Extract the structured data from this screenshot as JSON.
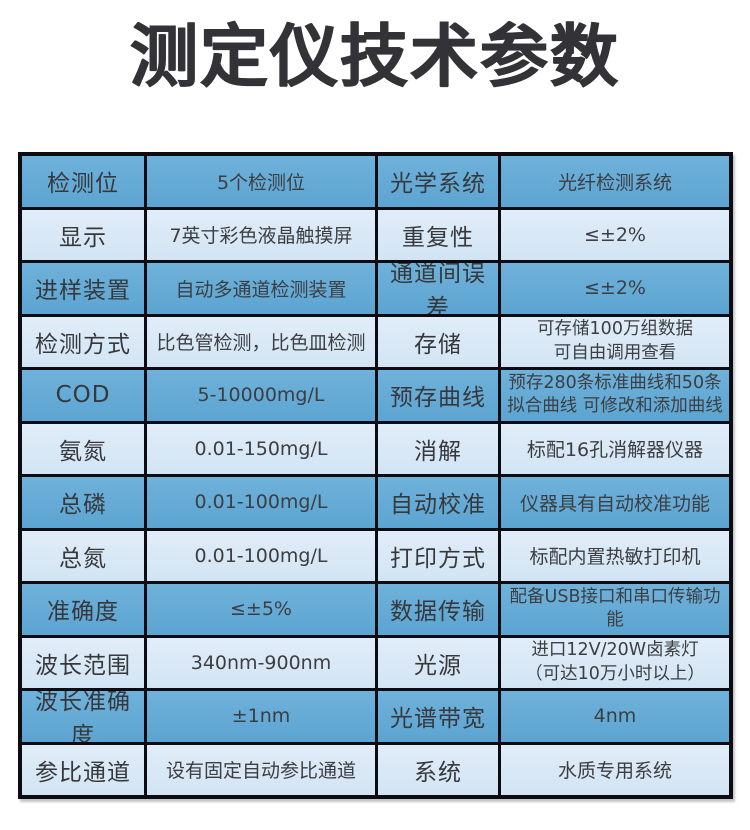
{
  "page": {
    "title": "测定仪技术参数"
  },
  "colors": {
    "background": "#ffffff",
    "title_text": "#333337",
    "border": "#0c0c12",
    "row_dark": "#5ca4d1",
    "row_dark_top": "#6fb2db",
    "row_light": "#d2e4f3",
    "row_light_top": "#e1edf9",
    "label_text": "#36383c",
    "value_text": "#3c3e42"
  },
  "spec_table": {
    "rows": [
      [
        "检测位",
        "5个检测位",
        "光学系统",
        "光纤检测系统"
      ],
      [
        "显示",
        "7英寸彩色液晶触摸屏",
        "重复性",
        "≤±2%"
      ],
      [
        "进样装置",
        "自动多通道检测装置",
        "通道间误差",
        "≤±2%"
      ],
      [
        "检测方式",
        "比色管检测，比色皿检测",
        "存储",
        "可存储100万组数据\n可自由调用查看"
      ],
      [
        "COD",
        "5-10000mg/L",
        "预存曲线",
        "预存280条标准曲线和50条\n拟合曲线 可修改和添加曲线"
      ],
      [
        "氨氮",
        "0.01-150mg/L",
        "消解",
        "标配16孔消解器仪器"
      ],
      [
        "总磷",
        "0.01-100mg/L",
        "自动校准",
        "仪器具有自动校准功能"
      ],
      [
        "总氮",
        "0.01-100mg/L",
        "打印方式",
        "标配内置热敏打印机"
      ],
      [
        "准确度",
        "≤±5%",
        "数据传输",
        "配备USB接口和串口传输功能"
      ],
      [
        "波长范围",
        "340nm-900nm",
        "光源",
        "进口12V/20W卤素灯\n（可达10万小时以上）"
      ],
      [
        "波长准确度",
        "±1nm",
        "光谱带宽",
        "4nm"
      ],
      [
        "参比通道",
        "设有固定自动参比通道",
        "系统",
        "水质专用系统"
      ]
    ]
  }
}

### Written task
Pictures are excluded; copy all other data exactly as shown.

### Response to this task
Extract the structured data from this screenshot as JSON.
{
  "page": {
    "title": "测定仪技术参数"
  },
  "colors": {
    "background": "#ffffff",
    "title_text": "#333337",
    "border": "#0c0c12",
    "row_dark": "#5ca4d1",
    "row_dark_top": "#6fb2db",
    "row_light": "#d2e4f3",
    "row_light_top": "#e1edf9",
    "label_text": "#36383c",
    "value_text": "#3c3e42"
  },
  "spec_table": {
    "rows": [
      [
        "检测位",
        "5个检测位",
        "光学系统",
        "光纤检测系统"
      ],
      [
        "显示",
        "7英寸彩色液晶触摸屏",
        "重复性",
        "≤±2%"
      ],
      [
        "进样装置",
        "自动多通道检测装置",
        "通道间误差",
        "≤±2%"
      ],
      [
        "检测方式",
        "比色管检测，比色皿检测",
        "存储",
        "可存储100万组数据\n可自由调用查看"
      ],
      [
        "COD",
        "5-10000mg/L",
        "预存曲线",
        "预存280条标准曲线和50条\n拟合曲线 可修改和添加曲线"
      ],
      [
        "氨氮",
        "0.01-150mg/L",
        "消解",
        "标配16孔消解器仪器"
      ],
      [
        "总磷",
        "0.01-100mg/L",
        "自动校准",
        "仪器具有自动校准功能"
      ],
      [
        "总氮",
        "0.01-100mg/L",
        "打印方式",
        "标配内置热敏打印机"
      ],
      [
        "准确度",
        "≤±5%",
        "数据传输",
        "配备USB接口和串口传输功能"
      ],
      [
        "波长范围",
        "340nm-900nm",
        "光源",
        "进口12V/20W卤素灯\n（可达10万小时以上）"
      ],
      [
        "波长准确度",
        "±1nm",
        "光谱带宽",
        "4nm"
      ],
      [
        "参比通道",
        "设有固定自动参比通道",
        "系统",
        "水质专用系统"
      ]
    ]
  }
}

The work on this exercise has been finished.